* **DATA SUPPLIED**:

------------------------------------------------

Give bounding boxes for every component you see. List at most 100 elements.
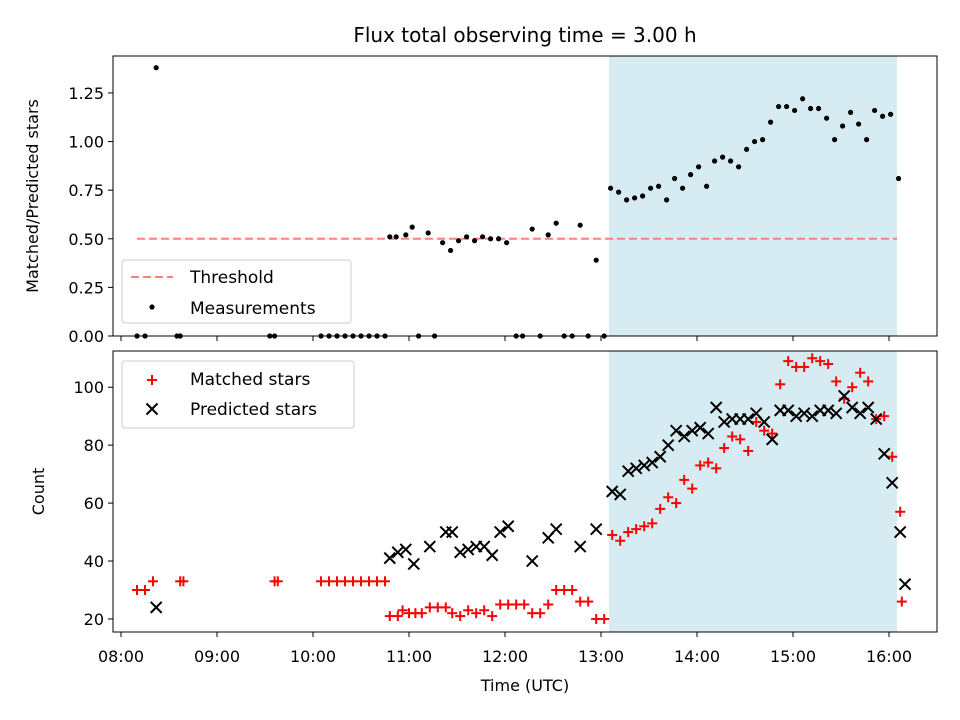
predicted-point [709,401,723,414]
measurement-point [728,158,734,164]
x-axis-label: Time (UTC) [480,676,569,695]
predicted-point [399,543,413,556]
top-y-tick-label: 1.00 [68,133,104,152]
predicted-point [877,447,891,461]
matched-point [831,376,842,387]
predicted-point [853,407,867,420]
matched-point [567,584,578,595]
measurement-point [403,232,409,238]
matched-point [823,359,834,370]
measurement-point [808,105,814,112]
x-tick-label: 08:00 [98,647,144,666]
measurement-point [888,111,894,117]
predicted-point [693,421,707,434]
matched-point [735,434,746,445]
predicted-point [149,601,163,614]
matched-point [623,527,634,538]
predicted-point [605,485,619,498]
matched-point [599,613,610,624]
predicted-point [453,546,467,559]
legend-measurements-swatch [149,304,155,310]
x-tick-label: 13:00 [578,647,624,666]
matched-point [895,506,906,517]
top-legend: Threshold Measurements [121,259,352,324]
legend-matched-marker [147,375,157,385]
x-tick-label: 16:00 [866,647,912,666]
top-y-axis-label: Matched/Predicted stars [23,99,42,293]
predicted-point [893,525,907,539]
predicted-point [391,546,405,559]
matched-point [647,518,658,529]
predicted-point [669,424,683,437]
predicted-point [653,450,667,463]
measurement-point [744,146,750,152]
matched-point [703,457,714,468]
x-tick-label: 12:00 [482,647,528,666]
matched-point [583,596,594,607]
matched-point [759,425,770,436]
bottom-frame [112,350,938,633]
predicted-point [485,549,499,562]
top-highlight-span [609,56,897,336]
matched-point [615,535,626,546]
bottom-legend-box [121,360,355,429]
predicted-point [701,427,715,440]
x-tick-label: 15:00 [770,647,816,666]
measurement-point [856,121,862,127]
matched-point [416,608,427,619]
measurement-point [504,240,510,246]
matched-point [639,521,650,532]
matched-point [178,576,189,587]
top-frame [112,55,938,337]
x-tick-label: 14:00 [674,647,720,666]
predicted-point [493,525,507,539]
top-legend-box [121,259,352,324]
legend-predicted-marker [145,402,159,416]
predicted-point [821,404,835,417]
predicted-point [383,551,397,565]
measurement-point [832,137,838,143]
matched-point [447,608,458,619]
predicted-point [861,401,875,414]
predicted-point [461,543,475,556]
matched-point [519,599,530,610]
measurement-point [393,234,399,240]
matched-point [783,356,794,367]
matched-point [751,416,762,427]
measurement-point [704,183,710,189]
matched-point [463,605,474,616]
top-panel: 0.00 0.25 0.50 0.75 1.00 1.25 Matched/Predict… [23,55,938,346]
measurement-point [712,158,718,164]
legend-measurements-label: Measurements [190,299,316,319]
matched-point [440,602,451,613]
predicted-point [789,409,803,423]
measurement-point [616,189,622,195]
legend-threshold-label: Threshold [189,268,274,288]
top-y-tick-label: 0.50 [68,230,104,249]
predicted-point [621,465,635,478]
predicted-point [869,412,883,426]
matched-point [727,431,738,442]
predicted-point [685,424,699,437]
measurement-point [153,65,159,71]
measurement-point [864,137,870,143]
predicted-point [805,409,819,423]
matched-point [455,611,466,622]
measurement-point [608,185,614,191]
matched-point [543,599,554,610]
top-y-tick-label: 0.25 [68,278,104,297]
matched-point [535,608,546,619]
predicted-point [501,520,515,533]
matched-point [380,576,390,587]
predicted-point [549,522,563,536]
predicted-point [661,438,675,452]
measurement-point [480,234,486,240]
predicted-point [629,462,643,475]
legend-predicted-label: Predicted stars [190,400,317,420]
top-plot-area [134,65,902,339]
matched-point [679,474,690,485]
x-tick-label: 10:00 [290,647,336,666]
measurement-point [688,172,694,178]
measurement-point [776,103,782,110]
measurement-point [409,224,415,230]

------------------------------------------------

* **STATED GOAL**:
Copy the data above word for word, leaving out the pictures.

* **EXERCISE RESPONSE**:
Give bounding boxes for every component you see. List at most 100 elements.
predicted-point [709,401,723,414]
measurement-point [728,158,734,164]
x-axis-label: Time (UTC) [480,676,569,695]
predicted-point [399,543,413,556]
top-y-tick-label: 1.00 [68,133,104,152]
predicted-point [877,447,891,461]
matched-point [831,376,842,387]
predicted-point [853,407,867,420]
matched-point [567,584,578,595]
measurement-point [403,232,409,238]
matched-point [823,359,834,370]
measurement-point [808,105,814,112]
x-tick-label: 08:00 [98,647,144,666]
measurement-point [888,111,894,117]
predicted-point [693,421,707,434]
matched-point [735,434,746,445]
predicted-point [149,601,163,614]
matched-point [623,527,634,538]
predicted-point [605,485,619,498]
matched-point [599,613,610,624]
predicted-point [453,546,467,559]
legend-measurements-swatch [149,304,155,310]
x-tick-label: 13:00 [578,647,624,666]
matched-point [895,506,906,517]
top-legend: Threshold Measurements [121,259,352,324]
legend-matched-marker [147,375,157,385]
x-tick-label: 16:00 [866,647,912,666]
top-y-axis-label: Matched/Predicted stars [23,99,42,293]
predicted-point [893,525,907,539]
predicted-point [391,546,405,559]
matched-point [647,518,658,529]
predicted-point [669,424,683,437]
predicted-point [653,450,667,463]
measurement-point [744,146,750,152]
matched-point [703,457,714,468]
x-tick-label: 12:00 [482,647,528,666]
matched-point [583,596,594,607]
matched-point [759,425,770,436]
bottom-frame [112,350,938,633]
predicted-point [485,549,499,562]
top-highlight-span [609,56,897,336]
matched-point [615,535,626,546]
bottom-legend-box [121,360,355,429]
predicted-point [701,427,715,440]
x-tick-label: 15:00 [770,647,816,666]
measurement-point [856,121,862,127]
matched-point [416,608,427,619]
measurement-point [504,240,510,246]
matched-point [639,521,650,532]
matched-point [178,576,189,587]
top-frame [112,55,938,337]
x-tick-label: 14:00 [674,647,720,666]
predicted-point [493,525,507,539]
top-legend-box [121,259,352,324]
legend-predicted-marker [145,402,159,416]
predicted-point [821,404,835,417]
predicted-point [383,551,397,565]
measurement-point [832,137,838,143]
matched-point [447,608,458,619]
predicted-point [861,401,875,414]
predicted-point [461,543,475,556]
matched-point [519,599,530,610]
measurement-point [393,234,399,240]
matched-point [783,356,794,367]
matched-point [751,416,762,427]
measurement-point [704,183,710,189]
matched-point [463,605,474,616]
top-panel: 0.00 0.25 0.50 0.75 1.00 1.25 Matched/Predict… [23,55,938,346]
measurement-point [712,158,718,164]
legend-measurements-label: Measurements [190,299,316,319]
matched-point [440,602,451,613]
predicted-point [789,409,803,423]
measurement-point [616,189,622,195]
legend-threshold-label: Threshold [189,268,274,288]
top-y-tick-label: 0.50 [68,230,104,249]
predicted-point [621,465,635,478]
predicted-point [869,412,883,426]
matched-point [727,431,738,442]
predicted-point [685,424,699,437]
measurement-point [153,65,159,71]
measurement-point [864,137,870,143]
predicted-point [805,409,819,423]
matched-point [455,611,466,622]
measurement-point [608,185,614,191]
matched-point [543,599,554,610]
top-y-tick-label: 0.25 [68,278,104,297]
matched-point [535,608,546,619]
predicted-point [501,520,515,533]
matched-point [380,576,390,587]
predicted-point [549,522,563,536]
predicted-point [661,438,675,452]
measurement-point [480,234,486,240]
predicted-point [629,462,643,475]
legend-predicted-label: Predicted stars [190,400,317,420]
top-plot-area [134,65,902,339]
matched-point [679,474,690,485]
x-tick-label: 10:00 [290,647,336,666]
measurement-point [688,172,694,178]
measurement-point [776,103,782,110]
measurement-point [409,224,415,230]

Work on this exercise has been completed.